**TASK REQUIREMENTS**. Pull every "government" line out of the data below.

============

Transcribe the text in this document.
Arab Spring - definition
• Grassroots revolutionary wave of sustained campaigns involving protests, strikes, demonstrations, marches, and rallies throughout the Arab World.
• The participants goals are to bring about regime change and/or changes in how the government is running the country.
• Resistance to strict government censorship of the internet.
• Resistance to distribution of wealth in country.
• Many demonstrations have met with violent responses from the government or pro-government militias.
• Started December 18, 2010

============

**EXERCISE RESULT**.
• The participants goals are to bring about regime change and/or changes in how the government is running the country.
• Resistance to strict government censorship of the internet.
• Many demonstrations have met with violent responses from the government or pro-government militias.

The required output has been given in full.